• _PROBLEM STATEMENT_
List each line of the data in which the string "grupos" appears.

• _DATA FOR THIS EXERCISE_
%%
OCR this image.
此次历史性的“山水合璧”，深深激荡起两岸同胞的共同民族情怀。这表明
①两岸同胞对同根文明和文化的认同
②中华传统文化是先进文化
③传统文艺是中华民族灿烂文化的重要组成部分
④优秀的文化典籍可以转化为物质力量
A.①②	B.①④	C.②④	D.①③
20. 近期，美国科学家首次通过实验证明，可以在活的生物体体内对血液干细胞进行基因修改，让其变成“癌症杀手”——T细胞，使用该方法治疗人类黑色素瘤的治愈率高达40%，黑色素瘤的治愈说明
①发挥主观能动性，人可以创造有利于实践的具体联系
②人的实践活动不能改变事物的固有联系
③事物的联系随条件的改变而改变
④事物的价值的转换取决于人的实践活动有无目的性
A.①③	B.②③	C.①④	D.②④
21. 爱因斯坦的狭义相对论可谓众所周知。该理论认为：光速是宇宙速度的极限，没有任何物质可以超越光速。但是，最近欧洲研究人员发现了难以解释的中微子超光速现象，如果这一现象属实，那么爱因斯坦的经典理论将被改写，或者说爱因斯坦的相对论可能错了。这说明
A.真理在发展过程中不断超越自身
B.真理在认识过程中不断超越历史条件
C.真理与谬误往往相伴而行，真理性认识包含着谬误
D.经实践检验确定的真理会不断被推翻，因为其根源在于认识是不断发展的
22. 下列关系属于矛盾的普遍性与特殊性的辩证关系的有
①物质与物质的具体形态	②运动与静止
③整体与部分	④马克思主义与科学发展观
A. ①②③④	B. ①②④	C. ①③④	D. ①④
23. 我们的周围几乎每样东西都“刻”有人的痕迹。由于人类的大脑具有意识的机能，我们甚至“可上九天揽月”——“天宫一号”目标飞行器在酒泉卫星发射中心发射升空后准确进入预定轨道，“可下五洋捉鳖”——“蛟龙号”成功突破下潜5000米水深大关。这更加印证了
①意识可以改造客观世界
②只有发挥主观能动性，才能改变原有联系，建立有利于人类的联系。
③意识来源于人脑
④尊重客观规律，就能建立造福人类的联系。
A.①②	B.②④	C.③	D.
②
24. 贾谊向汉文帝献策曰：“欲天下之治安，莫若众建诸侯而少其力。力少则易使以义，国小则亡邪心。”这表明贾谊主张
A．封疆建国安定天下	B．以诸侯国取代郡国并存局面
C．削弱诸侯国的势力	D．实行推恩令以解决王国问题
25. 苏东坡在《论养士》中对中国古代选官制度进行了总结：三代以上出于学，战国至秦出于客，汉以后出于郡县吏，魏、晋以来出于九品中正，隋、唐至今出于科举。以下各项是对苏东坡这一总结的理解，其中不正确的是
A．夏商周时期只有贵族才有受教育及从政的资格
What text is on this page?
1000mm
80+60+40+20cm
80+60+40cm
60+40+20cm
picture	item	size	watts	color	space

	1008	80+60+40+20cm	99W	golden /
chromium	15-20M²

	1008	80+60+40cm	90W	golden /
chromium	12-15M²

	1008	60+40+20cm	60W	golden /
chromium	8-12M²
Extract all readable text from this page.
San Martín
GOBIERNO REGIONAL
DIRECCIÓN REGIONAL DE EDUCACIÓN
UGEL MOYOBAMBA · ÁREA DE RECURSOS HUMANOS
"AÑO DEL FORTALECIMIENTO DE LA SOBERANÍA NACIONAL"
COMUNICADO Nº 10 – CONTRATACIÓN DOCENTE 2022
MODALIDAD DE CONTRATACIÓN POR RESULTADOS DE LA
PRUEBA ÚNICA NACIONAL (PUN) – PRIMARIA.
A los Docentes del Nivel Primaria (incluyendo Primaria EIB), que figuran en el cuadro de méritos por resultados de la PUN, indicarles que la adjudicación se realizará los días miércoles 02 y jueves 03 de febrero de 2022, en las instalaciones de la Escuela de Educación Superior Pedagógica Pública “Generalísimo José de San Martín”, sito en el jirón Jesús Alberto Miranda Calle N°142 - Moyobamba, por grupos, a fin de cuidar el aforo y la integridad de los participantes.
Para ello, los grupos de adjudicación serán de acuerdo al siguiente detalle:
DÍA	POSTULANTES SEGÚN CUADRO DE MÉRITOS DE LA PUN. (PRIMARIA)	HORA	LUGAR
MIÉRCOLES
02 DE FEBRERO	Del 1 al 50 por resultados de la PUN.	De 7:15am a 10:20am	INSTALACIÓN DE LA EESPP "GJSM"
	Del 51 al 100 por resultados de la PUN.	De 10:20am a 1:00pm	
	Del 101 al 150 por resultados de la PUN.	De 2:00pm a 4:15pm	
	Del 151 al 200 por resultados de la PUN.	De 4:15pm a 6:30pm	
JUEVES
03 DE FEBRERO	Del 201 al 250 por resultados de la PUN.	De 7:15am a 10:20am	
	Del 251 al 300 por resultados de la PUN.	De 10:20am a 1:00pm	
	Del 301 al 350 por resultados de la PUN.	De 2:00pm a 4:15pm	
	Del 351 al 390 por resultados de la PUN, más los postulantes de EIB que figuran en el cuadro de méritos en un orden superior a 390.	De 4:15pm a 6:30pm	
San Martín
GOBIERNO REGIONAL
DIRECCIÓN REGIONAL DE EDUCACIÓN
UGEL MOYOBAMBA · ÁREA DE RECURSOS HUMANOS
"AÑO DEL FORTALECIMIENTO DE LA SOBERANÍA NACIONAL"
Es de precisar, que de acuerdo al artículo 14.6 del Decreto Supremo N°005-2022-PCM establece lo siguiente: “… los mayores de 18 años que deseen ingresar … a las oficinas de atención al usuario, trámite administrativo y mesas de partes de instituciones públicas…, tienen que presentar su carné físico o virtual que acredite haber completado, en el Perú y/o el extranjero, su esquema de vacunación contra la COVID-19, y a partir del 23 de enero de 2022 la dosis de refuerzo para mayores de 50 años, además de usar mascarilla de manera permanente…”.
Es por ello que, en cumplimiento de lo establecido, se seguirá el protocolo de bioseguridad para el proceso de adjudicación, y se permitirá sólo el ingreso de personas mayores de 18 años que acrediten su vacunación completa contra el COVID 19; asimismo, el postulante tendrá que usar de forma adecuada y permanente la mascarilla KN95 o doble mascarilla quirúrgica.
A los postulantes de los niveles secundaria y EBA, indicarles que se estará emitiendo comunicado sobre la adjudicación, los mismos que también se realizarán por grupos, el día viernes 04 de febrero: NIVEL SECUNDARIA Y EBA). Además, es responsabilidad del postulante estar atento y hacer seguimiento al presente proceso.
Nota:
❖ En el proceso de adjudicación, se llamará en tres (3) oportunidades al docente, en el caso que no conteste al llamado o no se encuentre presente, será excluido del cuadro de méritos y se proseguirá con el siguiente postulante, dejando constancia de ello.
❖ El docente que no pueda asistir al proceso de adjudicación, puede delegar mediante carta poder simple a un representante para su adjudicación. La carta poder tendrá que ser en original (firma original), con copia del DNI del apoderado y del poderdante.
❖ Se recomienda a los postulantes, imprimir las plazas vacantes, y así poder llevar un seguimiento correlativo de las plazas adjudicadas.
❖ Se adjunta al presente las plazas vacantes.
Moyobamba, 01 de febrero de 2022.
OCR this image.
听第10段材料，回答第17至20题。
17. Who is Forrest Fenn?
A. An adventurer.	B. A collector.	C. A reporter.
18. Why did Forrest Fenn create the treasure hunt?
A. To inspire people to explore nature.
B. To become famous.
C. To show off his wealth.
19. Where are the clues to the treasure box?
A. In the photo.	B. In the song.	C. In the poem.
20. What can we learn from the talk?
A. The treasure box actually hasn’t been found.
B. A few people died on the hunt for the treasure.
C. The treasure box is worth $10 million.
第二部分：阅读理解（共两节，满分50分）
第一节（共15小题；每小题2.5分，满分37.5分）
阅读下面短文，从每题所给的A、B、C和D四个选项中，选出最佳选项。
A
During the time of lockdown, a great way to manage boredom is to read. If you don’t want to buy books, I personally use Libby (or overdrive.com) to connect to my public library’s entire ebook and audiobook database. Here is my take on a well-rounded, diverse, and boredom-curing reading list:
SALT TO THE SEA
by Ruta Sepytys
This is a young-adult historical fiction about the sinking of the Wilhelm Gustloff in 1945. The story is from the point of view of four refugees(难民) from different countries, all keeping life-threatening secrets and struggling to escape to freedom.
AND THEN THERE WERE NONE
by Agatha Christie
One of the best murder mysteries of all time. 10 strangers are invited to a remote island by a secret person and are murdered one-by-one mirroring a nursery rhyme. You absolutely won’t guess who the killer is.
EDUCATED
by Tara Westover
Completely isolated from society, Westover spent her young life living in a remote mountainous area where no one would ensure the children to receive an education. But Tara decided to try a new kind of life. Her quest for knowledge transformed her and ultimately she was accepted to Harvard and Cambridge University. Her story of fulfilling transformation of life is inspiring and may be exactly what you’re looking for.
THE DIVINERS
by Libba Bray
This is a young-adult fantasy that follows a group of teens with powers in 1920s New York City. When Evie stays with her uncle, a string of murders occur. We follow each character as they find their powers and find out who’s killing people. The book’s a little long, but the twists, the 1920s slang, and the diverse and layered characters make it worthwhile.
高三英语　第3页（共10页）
%%
• _SOLUTION TO THE EXERCISE_
A los Docentes del Nivel Primaria (incluyendo Primaria EIB), que figuran en el cuadro de méritos por resultados de la PUN, indicarles que la adjudicación se realizará los días miércoles 02 y jueves 03 de febrero de 2022, en las instalaciones de la Escuela de Educación Superior Pedagógica Pública “Generalísimo José de San Martín”, sito en el jirón Jesús Alberto Miranda Calle N°142 - Moyobamba, por grupos, a fin de cuidar el aforo y la integridad de los participantes.
Para ello, los grupos de adjudicación serán de acuerdo al siguiente detalle:
A los postulantes de los niveles secundaria y EBA, indicarles que se estará emitiendo comunicado sobre la adjudicación, los mismos que también se realizarán por grupos, el día viernes 04 de febrero: NIVEL SECUNDARIA Y EBA). Además, es responsabilidad del postulante estar atento y hacer seguimiento al presente proceso.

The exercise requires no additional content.